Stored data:
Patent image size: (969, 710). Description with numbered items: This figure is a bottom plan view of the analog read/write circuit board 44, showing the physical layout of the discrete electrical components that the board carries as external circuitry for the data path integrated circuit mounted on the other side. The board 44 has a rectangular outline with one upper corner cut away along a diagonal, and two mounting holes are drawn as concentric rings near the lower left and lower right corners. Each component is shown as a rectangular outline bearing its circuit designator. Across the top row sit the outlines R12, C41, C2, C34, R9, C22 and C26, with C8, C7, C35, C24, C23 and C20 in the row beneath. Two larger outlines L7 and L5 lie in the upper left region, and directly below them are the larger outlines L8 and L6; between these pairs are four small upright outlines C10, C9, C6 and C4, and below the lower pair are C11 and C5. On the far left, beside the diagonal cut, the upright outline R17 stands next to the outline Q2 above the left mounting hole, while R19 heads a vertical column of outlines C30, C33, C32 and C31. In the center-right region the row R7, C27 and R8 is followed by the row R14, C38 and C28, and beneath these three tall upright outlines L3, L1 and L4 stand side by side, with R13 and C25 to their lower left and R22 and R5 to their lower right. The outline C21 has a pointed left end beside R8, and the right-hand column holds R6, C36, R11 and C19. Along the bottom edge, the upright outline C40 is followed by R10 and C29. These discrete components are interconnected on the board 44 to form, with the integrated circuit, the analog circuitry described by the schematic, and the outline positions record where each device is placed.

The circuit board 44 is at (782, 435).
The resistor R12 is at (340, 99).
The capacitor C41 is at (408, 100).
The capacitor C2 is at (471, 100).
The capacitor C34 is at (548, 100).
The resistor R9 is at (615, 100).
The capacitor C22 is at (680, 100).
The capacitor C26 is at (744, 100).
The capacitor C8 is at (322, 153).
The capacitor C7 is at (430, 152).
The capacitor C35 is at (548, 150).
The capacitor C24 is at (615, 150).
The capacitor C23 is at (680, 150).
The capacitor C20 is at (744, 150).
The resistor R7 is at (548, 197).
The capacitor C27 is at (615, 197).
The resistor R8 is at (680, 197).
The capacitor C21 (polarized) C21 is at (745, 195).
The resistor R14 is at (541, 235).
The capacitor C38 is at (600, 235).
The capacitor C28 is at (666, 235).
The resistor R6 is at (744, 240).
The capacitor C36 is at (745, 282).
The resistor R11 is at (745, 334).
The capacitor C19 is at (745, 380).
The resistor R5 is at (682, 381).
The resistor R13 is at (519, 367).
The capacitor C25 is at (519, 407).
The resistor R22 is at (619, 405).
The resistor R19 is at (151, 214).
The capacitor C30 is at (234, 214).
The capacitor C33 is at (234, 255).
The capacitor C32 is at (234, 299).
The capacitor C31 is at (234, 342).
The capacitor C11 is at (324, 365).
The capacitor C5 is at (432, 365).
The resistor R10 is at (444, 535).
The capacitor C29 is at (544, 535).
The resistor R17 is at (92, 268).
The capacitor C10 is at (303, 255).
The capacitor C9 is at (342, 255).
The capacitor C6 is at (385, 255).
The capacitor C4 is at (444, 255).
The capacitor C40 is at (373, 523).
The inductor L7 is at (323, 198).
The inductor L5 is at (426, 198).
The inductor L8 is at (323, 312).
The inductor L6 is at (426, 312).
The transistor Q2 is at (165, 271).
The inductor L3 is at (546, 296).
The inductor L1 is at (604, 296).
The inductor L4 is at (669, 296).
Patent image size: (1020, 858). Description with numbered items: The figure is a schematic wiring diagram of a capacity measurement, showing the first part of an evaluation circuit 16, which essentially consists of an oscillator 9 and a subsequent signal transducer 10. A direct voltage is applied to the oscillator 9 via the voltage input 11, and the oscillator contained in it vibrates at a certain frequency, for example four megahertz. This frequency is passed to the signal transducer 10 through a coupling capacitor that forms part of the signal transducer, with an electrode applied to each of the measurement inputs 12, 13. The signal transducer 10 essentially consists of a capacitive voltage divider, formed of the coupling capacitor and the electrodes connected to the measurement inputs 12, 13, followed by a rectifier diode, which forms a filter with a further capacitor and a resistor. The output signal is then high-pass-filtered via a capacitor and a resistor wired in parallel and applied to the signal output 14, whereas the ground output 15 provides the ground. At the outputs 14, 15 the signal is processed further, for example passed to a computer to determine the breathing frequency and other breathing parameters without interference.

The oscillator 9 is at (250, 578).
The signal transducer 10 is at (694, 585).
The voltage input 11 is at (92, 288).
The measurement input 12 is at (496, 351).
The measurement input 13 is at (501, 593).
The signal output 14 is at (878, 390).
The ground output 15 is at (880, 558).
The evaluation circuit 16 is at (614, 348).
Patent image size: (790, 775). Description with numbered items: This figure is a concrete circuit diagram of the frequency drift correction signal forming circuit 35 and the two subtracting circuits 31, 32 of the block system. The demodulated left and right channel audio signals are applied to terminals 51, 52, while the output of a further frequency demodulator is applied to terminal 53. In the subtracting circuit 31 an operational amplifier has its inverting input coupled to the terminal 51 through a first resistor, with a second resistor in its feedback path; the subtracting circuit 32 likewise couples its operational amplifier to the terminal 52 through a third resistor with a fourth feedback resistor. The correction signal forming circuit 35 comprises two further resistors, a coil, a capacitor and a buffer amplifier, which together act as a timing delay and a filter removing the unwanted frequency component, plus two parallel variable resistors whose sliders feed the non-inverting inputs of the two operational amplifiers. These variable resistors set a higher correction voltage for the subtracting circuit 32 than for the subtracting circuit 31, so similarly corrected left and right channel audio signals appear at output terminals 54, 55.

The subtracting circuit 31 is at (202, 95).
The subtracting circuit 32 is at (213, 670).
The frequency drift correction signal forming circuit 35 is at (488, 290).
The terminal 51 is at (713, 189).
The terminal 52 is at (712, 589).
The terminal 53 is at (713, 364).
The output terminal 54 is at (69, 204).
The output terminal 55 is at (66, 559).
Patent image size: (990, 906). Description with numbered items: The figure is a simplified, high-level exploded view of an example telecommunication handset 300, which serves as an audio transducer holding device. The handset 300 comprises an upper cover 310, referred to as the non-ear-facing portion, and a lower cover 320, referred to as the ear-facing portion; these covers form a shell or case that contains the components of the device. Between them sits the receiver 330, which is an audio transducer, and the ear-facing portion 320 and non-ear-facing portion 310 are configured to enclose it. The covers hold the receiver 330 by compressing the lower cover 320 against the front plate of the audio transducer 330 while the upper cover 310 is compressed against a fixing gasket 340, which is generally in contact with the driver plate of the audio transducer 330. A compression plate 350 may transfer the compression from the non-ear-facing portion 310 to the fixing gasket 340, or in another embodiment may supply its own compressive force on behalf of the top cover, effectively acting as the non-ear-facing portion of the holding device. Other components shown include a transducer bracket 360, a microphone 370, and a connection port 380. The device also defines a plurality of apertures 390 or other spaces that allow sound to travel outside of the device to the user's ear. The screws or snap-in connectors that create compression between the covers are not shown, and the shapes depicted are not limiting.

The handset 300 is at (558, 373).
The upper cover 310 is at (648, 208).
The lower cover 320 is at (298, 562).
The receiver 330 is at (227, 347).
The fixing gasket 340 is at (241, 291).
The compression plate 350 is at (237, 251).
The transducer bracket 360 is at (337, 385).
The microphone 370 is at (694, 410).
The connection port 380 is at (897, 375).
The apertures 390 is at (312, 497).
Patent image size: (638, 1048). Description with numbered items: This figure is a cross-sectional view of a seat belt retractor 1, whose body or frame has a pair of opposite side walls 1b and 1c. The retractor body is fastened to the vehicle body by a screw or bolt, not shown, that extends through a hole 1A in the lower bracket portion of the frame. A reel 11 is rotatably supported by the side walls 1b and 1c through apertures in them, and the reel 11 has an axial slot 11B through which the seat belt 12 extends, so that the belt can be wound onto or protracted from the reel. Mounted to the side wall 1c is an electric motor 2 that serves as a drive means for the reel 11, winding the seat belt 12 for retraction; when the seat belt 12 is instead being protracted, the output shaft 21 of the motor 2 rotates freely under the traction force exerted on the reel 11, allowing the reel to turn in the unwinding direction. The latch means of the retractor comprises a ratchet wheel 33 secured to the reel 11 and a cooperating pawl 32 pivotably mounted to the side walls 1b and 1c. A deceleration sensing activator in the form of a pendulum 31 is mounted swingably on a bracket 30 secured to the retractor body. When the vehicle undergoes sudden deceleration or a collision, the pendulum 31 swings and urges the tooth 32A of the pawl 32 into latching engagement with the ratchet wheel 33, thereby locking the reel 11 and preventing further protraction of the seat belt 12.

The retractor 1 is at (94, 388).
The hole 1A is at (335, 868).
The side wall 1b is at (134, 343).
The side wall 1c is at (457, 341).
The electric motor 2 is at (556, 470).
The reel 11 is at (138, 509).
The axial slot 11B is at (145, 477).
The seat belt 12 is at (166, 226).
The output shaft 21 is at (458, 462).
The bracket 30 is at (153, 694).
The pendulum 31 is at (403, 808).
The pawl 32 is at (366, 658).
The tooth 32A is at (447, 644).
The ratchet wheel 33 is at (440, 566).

[THE TASK]
Change "simplified" to "streamlined" in the stretch of the listing that opens with the line containing "Patent image size: (990, 906)." and closes with the line containing "The apertures 390 is at (312, 497).", and give those lines again with nothing else altered.

[CORRECT RESULT]
Patent image size: (990, 906). Description with numbered items: The figure is a streamlined, high-level exploded view of an example telecommunication handset 300, which serves as an audio transducer holding device. The handset 300 comprises an upper cover 310, referred to as the non-ear-facing portion, and a lower cover 320, referred to as the ear-facing portion; these covers form a shell or case that contains the components of the device. Between them sits the receiver 330, which is an audio transducer, and the ear-facing portion 320 and non-ear-facing portion 310 are configured to enclose it. The covers hold the receiver 330 by compressing the lower cover 320 against the front plate of the audio transducer 330 while the upper cover 310 is compressed against a fixing gasket 340, which is generally in contact with the driver plate of the audio transducer 330. A compression plate 350 may transfer the compression from the non-ear-facing portion 310 to the fixing gasket 340, or in another embodiment may supply its own compressive force on behalf of the top cover, effectively acting as the non-ear-facing portion of the holding device. Other components shown include a transducer bracket 360, a microphone 370, and a connection port 380. The device also defines a plurality of apertures 390 or other spaces that allow sound to travel outside of the device to the user's ear. The screws or snap-in connectors that create compression between the covers are not shown, and the shapes depicted are not limiting.

The handset 300 is at (558, 373).
The upper cover 310 is at (648, 208).
The lower cover 320 is at (298, 562).
The receiver 330 is at (227, 347).
The fixing gasket 340 is at (241, 291).
The compression plate 350 is at (237, 251).
The transducer bracket 360 is at (337, 385).
The microphone 370 is at (694, 410).
The connection port 380 is at (897, 375).
The apertures 390 is at (312, 497).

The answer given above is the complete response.